AVAILABLE DATA =>

%%

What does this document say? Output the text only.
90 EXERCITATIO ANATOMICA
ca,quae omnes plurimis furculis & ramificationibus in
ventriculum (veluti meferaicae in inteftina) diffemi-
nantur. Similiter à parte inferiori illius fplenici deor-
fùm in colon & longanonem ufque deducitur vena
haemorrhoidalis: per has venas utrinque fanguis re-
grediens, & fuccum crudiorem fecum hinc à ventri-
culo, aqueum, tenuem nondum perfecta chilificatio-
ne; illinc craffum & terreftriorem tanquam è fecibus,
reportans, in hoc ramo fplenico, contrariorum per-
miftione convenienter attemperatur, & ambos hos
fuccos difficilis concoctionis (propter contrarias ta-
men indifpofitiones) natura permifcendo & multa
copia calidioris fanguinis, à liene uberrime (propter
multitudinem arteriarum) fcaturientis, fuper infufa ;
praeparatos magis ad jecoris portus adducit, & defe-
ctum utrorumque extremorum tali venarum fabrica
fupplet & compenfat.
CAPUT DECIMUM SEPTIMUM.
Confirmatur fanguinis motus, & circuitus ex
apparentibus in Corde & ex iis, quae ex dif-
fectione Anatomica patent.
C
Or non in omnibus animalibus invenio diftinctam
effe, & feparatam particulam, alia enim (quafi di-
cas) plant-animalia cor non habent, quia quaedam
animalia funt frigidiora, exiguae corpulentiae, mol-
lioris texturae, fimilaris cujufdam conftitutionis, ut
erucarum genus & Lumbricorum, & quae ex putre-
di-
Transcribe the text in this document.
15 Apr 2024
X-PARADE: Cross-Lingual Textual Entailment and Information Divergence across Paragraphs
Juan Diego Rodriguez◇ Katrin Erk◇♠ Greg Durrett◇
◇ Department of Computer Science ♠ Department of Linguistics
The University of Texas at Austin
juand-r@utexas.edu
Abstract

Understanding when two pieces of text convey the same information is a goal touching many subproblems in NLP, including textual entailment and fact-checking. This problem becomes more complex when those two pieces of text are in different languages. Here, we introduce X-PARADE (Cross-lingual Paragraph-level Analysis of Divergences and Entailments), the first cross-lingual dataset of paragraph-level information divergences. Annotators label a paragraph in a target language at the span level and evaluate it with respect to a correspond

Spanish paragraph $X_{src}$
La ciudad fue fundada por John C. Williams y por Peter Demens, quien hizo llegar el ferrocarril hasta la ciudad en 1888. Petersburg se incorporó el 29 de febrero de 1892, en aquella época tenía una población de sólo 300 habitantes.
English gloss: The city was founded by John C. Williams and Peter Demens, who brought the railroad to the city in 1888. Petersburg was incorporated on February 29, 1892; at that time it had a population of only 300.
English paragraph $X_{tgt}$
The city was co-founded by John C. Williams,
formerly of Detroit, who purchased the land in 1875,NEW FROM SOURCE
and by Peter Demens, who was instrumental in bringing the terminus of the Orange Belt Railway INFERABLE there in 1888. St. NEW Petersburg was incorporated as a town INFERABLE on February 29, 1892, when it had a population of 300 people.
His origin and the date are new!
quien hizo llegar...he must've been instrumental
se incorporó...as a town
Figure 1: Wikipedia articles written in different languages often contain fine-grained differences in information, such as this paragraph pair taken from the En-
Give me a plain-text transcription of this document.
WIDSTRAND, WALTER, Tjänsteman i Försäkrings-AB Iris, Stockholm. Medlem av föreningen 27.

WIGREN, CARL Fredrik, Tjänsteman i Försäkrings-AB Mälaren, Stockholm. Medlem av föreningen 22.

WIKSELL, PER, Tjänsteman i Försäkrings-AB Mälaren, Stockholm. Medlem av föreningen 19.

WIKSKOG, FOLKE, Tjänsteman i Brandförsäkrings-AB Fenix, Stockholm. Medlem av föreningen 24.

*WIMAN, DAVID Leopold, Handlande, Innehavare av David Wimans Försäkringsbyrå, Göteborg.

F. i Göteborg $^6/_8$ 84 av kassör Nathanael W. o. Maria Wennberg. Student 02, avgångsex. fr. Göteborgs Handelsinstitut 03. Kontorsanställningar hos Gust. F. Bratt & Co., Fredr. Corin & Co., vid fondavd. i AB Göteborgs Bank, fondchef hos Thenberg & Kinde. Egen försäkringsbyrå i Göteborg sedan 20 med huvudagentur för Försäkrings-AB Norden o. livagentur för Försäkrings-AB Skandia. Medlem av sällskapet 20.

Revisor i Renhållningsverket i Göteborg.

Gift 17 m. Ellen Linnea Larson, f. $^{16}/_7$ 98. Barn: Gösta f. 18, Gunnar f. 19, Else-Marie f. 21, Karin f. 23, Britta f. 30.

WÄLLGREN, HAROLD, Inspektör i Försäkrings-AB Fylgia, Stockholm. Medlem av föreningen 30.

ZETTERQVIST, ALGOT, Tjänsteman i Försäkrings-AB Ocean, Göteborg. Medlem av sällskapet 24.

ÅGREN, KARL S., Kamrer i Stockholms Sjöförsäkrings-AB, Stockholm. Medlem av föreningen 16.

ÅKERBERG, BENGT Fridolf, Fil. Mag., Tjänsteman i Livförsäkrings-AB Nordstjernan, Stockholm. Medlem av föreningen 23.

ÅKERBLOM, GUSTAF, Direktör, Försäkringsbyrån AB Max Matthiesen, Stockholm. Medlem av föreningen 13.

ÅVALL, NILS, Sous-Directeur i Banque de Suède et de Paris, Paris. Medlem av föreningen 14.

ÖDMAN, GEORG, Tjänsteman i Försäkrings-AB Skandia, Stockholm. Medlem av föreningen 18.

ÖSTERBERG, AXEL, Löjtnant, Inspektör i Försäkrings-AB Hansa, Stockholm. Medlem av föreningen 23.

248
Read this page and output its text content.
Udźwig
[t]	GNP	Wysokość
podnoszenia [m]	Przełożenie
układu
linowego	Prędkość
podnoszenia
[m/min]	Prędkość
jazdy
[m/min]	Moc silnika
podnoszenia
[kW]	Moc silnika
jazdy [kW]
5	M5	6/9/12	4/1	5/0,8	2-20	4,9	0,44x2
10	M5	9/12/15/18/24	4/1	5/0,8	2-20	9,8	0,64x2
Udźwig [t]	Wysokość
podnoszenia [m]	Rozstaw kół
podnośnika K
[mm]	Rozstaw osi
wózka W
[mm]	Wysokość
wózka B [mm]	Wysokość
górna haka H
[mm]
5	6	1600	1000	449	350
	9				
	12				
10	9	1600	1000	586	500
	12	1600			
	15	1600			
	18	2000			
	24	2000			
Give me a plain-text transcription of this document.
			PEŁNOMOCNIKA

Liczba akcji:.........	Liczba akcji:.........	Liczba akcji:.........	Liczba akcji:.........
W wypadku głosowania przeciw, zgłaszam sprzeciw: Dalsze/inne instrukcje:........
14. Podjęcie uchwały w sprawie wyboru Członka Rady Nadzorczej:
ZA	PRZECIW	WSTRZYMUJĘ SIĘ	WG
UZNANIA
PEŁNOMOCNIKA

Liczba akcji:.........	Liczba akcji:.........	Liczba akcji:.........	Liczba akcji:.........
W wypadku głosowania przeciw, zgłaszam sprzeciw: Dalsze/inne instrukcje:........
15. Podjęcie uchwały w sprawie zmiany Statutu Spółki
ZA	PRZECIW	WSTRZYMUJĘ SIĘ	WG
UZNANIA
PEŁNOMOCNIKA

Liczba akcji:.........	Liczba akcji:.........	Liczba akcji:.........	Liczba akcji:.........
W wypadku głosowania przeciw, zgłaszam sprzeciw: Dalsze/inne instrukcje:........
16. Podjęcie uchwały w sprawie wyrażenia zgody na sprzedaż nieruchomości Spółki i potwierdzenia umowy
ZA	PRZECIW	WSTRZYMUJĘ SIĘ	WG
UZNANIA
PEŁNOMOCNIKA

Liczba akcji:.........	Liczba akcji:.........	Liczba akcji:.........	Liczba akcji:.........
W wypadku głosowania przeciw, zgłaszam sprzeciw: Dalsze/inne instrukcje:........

%%

WORK TO BE COMPLETED => Scan the records for the string "uchwały". Copy each line in which it appears.

WORKED SOLUTION =>
14. Podjęcie uchwały w sprawie wyboru Członka Rady Nadzorczej:
15. Podjęcie uchwały w sprawie zmiany Statutu Spółki
16. Podjęcie uchwały w sprawie wyrażenia zgody na sprzedaż nieruchomości Spółki i potwierdzenia umowy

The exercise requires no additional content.